• **Task details**
Count every line where "type" shows up, and give that number only.

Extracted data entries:
** Start **

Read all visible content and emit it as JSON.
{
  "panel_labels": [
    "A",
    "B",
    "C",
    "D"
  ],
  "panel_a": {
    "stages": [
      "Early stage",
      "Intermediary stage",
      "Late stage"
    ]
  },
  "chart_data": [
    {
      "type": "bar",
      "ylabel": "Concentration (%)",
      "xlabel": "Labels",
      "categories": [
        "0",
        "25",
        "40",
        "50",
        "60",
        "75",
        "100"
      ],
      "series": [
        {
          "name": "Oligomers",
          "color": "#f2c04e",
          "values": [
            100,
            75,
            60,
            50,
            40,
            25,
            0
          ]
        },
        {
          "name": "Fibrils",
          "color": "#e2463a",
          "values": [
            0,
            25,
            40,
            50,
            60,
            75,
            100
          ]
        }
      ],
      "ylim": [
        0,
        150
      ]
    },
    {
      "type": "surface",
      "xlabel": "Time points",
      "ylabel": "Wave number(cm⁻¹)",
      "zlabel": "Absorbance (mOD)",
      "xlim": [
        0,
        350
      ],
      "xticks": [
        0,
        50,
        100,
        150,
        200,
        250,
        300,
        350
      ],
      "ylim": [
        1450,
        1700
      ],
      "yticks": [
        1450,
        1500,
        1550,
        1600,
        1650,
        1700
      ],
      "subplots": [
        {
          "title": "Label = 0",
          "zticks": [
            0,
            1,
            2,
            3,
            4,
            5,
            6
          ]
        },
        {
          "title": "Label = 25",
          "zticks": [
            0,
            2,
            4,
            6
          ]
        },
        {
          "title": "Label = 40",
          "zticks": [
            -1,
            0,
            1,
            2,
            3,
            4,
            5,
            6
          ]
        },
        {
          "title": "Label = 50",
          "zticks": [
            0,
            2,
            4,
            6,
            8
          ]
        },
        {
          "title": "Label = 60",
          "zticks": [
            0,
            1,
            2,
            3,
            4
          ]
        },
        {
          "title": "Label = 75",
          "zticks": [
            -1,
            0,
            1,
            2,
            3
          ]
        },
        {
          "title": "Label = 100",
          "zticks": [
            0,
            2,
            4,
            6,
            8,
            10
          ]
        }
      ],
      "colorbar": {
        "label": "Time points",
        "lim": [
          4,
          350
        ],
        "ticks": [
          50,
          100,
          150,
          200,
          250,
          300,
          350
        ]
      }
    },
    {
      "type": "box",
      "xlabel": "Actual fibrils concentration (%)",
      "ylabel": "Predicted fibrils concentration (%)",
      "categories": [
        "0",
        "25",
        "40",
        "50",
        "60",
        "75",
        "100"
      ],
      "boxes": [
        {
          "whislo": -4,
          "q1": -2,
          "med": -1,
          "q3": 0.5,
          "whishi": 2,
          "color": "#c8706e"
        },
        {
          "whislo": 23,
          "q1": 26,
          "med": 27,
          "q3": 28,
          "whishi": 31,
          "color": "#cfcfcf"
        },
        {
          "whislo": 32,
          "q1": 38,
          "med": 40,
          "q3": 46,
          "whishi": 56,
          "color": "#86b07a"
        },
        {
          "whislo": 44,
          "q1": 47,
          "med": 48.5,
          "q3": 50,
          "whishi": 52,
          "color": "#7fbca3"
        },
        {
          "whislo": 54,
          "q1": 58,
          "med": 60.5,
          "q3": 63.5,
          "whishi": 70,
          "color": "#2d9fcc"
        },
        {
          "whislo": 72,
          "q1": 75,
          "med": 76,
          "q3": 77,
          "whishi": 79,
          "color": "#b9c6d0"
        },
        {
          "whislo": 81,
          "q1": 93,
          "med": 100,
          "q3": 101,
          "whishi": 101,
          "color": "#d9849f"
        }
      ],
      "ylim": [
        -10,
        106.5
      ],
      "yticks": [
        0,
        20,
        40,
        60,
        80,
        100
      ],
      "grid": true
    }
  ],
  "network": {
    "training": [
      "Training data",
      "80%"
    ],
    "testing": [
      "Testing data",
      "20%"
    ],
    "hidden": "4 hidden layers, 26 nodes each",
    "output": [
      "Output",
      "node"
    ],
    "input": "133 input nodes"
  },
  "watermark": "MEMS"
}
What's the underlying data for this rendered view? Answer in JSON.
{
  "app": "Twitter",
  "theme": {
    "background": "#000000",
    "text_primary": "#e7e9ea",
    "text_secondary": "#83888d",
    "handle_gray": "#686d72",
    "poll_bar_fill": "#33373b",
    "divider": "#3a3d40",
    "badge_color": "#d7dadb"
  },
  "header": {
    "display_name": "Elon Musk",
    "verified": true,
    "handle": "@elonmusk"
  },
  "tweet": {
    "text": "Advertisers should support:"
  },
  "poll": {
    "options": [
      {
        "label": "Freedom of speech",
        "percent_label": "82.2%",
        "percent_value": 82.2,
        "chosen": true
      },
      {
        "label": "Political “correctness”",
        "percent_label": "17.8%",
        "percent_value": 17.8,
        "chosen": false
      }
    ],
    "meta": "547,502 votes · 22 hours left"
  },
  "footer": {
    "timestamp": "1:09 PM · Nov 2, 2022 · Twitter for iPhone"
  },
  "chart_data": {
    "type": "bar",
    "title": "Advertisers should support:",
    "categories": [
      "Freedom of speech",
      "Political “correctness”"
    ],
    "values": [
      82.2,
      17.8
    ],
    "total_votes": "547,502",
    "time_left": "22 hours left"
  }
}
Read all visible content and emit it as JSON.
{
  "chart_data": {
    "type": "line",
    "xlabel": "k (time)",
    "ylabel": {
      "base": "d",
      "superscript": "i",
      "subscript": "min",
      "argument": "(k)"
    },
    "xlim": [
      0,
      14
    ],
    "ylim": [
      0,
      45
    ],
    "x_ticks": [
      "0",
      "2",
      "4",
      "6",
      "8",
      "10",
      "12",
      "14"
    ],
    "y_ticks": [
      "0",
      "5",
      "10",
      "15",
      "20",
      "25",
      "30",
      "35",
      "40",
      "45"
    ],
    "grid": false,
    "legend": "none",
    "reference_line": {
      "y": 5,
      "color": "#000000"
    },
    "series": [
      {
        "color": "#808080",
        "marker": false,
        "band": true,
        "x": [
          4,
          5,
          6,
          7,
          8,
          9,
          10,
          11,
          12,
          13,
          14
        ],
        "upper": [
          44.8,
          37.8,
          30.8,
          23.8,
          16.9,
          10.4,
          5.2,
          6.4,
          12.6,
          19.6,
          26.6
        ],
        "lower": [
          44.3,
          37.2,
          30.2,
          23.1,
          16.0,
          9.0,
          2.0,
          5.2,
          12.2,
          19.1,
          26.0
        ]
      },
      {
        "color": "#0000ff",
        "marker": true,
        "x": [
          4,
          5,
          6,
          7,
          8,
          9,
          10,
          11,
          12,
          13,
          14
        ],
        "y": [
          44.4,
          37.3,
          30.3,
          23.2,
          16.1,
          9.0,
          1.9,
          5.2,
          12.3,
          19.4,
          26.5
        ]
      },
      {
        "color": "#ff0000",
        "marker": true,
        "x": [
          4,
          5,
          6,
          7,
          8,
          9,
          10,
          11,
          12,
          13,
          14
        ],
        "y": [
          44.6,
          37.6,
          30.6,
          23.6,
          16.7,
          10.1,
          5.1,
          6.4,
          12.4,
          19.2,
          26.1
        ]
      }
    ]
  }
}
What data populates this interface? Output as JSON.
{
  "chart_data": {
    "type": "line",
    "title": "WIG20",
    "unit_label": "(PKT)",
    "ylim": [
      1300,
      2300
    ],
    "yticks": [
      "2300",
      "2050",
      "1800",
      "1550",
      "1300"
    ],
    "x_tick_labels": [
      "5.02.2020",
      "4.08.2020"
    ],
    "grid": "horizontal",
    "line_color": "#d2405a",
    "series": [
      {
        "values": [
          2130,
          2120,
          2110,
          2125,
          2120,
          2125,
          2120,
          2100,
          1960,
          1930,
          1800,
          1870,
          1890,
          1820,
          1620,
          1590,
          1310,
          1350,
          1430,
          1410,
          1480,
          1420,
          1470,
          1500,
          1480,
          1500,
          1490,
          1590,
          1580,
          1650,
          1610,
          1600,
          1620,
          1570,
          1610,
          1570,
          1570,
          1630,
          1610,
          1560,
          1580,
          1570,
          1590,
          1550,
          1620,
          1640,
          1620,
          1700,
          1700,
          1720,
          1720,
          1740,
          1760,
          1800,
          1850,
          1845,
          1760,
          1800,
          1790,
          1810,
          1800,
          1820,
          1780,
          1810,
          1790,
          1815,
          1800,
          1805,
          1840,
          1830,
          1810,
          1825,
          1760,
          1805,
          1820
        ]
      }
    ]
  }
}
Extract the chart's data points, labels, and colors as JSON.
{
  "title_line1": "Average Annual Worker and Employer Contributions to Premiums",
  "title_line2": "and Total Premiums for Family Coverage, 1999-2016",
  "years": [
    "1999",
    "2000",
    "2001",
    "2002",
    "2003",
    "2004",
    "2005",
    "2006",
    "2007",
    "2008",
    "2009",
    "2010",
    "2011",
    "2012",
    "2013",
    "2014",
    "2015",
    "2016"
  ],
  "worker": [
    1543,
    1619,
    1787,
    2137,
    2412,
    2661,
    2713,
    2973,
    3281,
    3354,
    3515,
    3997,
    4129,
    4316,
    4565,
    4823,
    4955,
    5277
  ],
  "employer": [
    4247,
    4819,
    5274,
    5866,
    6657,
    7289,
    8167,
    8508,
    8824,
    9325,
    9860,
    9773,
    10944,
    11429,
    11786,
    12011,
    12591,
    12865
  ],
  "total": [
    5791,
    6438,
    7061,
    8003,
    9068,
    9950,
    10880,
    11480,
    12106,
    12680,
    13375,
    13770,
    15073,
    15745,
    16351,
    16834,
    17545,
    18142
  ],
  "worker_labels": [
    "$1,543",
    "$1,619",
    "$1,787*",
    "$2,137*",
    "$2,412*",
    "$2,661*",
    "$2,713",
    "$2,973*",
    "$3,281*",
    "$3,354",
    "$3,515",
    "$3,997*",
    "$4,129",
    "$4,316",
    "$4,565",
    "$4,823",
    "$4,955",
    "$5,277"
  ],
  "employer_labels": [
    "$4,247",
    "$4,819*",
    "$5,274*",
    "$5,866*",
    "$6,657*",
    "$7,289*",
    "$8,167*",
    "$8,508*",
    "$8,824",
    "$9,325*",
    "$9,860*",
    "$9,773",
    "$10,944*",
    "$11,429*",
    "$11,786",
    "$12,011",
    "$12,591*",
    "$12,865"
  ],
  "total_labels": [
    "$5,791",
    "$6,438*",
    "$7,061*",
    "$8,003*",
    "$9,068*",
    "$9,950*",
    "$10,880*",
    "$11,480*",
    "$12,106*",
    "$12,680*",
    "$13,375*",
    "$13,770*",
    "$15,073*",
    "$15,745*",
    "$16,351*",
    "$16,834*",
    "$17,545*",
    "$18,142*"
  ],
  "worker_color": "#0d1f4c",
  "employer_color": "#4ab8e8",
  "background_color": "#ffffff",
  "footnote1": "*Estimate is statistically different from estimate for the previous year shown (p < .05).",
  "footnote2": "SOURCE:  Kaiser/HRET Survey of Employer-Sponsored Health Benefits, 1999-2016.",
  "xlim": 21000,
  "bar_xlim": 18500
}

** End **

• **The response**
6